## [The input]
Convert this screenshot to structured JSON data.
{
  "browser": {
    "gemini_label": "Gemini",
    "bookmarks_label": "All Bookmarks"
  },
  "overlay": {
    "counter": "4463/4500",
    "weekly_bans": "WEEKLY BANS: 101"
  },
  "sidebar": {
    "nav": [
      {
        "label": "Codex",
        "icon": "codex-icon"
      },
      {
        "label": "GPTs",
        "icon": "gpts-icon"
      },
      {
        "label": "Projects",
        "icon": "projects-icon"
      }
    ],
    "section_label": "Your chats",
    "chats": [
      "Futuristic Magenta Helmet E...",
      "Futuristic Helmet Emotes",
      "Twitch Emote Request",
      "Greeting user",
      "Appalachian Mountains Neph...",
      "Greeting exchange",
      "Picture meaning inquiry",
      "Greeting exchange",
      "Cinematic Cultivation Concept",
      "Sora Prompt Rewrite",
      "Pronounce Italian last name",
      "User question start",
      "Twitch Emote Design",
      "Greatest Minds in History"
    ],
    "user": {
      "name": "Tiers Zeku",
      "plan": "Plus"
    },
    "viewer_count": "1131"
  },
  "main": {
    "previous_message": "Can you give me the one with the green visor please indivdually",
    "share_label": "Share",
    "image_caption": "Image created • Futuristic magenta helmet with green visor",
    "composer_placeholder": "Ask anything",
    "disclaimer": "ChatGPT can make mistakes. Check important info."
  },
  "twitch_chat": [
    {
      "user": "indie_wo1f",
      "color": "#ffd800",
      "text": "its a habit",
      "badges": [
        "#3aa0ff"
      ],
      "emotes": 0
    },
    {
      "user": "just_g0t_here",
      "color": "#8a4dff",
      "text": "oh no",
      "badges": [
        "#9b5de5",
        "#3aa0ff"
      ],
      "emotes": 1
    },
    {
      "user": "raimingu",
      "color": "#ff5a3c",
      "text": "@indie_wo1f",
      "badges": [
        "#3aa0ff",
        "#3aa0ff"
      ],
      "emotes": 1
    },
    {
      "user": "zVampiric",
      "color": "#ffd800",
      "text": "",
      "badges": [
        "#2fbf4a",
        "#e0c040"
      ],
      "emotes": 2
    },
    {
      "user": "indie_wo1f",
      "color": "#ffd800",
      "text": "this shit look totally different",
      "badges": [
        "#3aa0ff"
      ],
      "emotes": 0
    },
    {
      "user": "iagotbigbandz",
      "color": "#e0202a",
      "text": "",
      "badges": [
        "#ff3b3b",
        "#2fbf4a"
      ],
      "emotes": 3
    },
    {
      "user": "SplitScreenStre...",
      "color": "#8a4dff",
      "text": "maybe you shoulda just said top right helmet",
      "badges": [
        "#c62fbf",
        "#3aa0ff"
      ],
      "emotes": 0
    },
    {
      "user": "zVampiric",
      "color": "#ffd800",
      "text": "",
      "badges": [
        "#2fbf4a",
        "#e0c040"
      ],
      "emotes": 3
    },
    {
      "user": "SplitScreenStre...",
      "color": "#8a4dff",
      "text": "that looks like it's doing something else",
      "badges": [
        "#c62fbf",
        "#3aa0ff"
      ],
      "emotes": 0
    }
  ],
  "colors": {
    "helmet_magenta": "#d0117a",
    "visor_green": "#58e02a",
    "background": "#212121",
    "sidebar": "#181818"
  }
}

## [Instructions to follow]
Write out all the lines again, exactly as they are.

## [Solution to the exercise]
Convert this screenshot to structured JSON data.
{
  "browser": {
    "gemini_label": "Gemini",
    "bookmarks_label": "All Bookmarks"
  },
  "overlay": {
    "counter": "4463/4500",
    "weekly_bans": "WEEKLY BANS: 101"
  },
  "sidebar": {
    "nav": [
      {
        "label": "Codex",
        "icon": "codex-icon"
      },
      {
        "label": "GPTs",
        "icon": "gpts-icon"
      },
      {
        "label": "Projects",
        "icon": "projects-icon"
      }
    ],
    "section_label": "Your chats",
    "chats": [
      "Futuristic Magenta Helmet E...",
      "Futuristic Helmet Emotes",
      "Twitch Emote Request",
      "Greeting user",
      "Appalachian Mountains Neph...",
      "Greeting exchange",
      "Picture meaning inquiry",
      "Greeting exchange",
      "Cinematic Cultivation Concept",
      "Sora Prompt Rewrite",
      "Pronounce Italian last name",
      "User question start",
      "Twitch Emote Design",
      "Greatest Minds in History"
    ],
    "user": {
      "name": "Tiers Zeku",
      "plan": "Plus"
    },
    "viewer_count": "1131"
  },
  "main": {
    "previous_message": "Can you give me the one with the green visor please indivdually",
    "share_label": "Share",
    "image_caption": "Image created • Futuristic magenta helmet with green visor",
    "composer_placeholder": "Ask anything",
    "disclaimer": "ChatGPT can make mistakes. Check important info."
  },
  "twitch_chat": [
    {
      "user": "indie_wo1f",
      "color": "#ffd800",
      "text": "its a habit",
      "badges": [
        "#3aa0ff"
      ],
      "emotes": 0
    },
    {
      "user": "just_g0t_here",
      "color": "#8a4dff",
      "text": "oh no",
      "badges": [
        "#9b5de5",
        "#3aa0ff"
      ],
      "emotes": 1
    },
    {
      "user": "raimingu",
      "color": "#ff5a3c",
      "text": "@indie_wo1f",
      "badges": [
        "#3aa0ff",
        "#3aa0ff"
      ],
      "emotes": 1
    },
    {
      "user": "zVampiric",
      "color": "#ffd800",
      "text": "",
      "badges": [
        "#2fbf4a",
        "#e0c040"
      ],
      "emotes": 2
    },
    {
      "user": "indie_wo1f",
      "color": "#ffd800",
      "text": "this shit look totally different",
      "badges": [
        "#3aa0ff"
      ],
      "emotes": 0
    },
    {
      "user": "iagotbigbandz",
      "color": "#e0202a",
      "text": "",
      "badges": [
        "#ff3b3b",
        "#2fbf4a"
      ],
      "emotes": 3
    },
    {
      "user": "SplitScreenStre...",
      "color": "#8a4dff",
      "text": "maybe you shoulda just said top right helmet",
      "badges": [
        "#c62fbf",
        "#3aa0ff"
      ],
      "emotes": 0
    },
    {
      "user": "zVampiric",
      "color": "#ffd800",
      "text": "",
      "badges": [
        "#2fbf4a",
        "#e0c040"
      ],
      "emotes": 3
    },
    {
      "user": "SplitScreenStre...",
      "color": "#8a4dff",
      "text": "that looks like it's doing something else",
      "badges": [
        "#c62fbf",
        "#3aa0ff"
      ],
      "emotes": 0
    }
  ],
  "colors": {
    "helmet_magenta": "#d0117a",
    "visor_green": "#58e02a",
    "background": "#212121",
    "sidebar": "#181818"
  }
}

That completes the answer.